WHAT YOU NEED TO DO —
Write down, unchanged, the rows from the beginning up to and including the line that contains "Однородная заливка...Shift+F11 xyxy=(74,678,312,700)".

>> BEGIN RECORDS FOR THIS TASK

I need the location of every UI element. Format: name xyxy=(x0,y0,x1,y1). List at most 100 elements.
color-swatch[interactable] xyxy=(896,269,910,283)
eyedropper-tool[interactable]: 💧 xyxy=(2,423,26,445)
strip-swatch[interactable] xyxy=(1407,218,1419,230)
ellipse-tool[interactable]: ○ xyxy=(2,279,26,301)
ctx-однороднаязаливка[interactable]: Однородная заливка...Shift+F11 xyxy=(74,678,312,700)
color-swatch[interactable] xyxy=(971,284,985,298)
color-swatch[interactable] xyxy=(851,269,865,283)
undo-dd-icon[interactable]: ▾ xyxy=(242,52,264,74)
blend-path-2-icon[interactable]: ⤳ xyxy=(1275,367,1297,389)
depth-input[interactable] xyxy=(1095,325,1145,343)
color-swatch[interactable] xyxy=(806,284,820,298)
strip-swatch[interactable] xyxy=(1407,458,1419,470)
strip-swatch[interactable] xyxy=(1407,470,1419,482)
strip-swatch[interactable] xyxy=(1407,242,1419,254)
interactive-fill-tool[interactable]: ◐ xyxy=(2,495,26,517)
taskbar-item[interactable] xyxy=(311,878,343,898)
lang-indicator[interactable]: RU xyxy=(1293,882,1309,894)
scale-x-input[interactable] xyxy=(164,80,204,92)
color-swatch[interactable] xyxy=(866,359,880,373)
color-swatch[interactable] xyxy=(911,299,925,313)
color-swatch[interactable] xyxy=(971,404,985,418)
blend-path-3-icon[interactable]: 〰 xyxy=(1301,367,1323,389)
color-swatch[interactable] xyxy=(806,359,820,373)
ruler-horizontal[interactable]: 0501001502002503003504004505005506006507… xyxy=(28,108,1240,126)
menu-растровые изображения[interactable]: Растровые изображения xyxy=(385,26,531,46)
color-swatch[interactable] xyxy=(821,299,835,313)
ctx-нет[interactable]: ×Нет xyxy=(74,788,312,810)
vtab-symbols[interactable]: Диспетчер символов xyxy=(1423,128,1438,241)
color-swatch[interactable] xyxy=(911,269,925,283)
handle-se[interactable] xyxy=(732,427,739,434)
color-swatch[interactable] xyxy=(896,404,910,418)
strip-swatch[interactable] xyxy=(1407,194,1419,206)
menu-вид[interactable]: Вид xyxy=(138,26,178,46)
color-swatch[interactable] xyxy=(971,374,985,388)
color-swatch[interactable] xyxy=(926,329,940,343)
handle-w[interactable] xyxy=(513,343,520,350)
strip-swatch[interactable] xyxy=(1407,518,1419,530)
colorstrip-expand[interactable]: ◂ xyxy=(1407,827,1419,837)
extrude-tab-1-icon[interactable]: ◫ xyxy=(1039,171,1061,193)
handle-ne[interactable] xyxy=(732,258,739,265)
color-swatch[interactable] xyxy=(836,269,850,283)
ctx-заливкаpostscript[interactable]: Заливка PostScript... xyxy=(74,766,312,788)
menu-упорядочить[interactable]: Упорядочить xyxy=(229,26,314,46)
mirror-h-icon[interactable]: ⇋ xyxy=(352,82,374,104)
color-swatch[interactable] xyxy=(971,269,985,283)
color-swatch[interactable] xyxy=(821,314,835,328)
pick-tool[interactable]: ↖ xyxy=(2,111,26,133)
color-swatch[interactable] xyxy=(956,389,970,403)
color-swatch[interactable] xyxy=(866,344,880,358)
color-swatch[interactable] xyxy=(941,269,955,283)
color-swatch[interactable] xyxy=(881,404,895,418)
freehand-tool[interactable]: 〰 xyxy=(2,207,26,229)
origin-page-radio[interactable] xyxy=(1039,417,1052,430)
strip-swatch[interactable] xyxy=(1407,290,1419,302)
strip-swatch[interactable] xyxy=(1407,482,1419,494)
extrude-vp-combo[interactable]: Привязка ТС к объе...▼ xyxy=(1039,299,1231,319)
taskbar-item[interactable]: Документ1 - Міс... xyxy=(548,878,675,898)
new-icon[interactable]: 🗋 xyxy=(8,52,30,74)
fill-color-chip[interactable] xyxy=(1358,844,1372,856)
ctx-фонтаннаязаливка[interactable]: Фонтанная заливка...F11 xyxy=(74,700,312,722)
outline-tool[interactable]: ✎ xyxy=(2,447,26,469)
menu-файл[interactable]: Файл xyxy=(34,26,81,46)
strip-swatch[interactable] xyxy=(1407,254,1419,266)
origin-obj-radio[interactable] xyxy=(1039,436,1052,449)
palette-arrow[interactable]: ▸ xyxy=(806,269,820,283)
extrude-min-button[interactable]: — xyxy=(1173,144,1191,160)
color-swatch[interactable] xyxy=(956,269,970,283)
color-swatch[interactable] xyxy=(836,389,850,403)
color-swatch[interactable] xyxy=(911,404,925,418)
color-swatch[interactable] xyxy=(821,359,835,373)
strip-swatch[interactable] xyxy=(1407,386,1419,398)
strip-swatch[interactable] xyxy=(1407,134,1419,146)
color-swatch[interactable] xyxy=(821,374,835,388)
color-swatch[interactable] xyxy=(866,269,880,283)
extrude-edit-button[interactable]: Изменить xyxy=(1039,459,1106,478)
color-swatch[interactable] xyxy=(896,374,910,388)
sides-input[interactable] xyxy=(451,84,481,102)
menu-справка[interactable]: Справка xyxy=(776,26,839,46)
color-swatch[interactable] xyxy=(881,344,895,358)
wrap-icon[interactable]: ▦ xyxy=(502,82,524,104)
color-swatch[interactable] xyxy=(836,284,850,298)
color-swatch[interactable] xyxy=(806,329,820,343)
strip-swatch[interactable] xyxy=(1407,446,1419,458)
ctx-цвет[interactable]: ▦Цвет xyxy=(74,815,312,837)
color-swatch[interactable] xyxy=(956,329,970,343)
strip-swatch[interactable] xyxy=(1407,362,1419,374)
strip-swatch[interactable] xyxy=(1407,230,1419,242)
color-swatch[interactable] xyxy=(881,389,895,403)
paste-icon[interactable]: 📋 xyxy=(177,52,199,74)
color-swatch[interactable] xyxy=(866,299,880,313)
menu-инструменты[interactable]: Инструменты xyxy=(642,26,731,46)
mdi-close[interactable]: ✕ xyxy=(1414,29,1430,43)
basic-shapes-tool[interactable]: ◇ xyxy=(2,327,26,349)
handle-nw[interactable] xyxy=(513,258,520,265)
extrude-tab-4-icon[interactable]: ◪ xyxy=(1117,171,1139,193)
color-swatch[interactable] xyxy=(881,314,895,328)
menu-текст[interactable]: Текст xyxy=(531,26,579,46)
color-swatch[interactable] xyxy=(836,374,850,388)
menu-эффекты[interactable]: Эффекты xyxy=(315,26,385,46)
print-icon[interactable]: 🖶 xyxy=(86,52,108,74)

>> END RECORDS FOR THIS TASK

COMPLETE ANSWER —
I need the location of every UI element. Format: name xyxy=(x0,y0,x1,y1). List at most 100 elements.
color-swatch[interactable] xyxy=(896,269,910,283)
eyedropper-tool[interactable]: 💧 xyxy=(2,423,26,445)
strip-swatch[interactable] xyxy=(1407,218,1419,230)
ellipse-tool[interactable]: ○ xyxy=(2,279,26,301)
ctx-однороднаязаливка[interactable]: Однородная заливка...Shift+F11 xyxy=(74,678,312,700)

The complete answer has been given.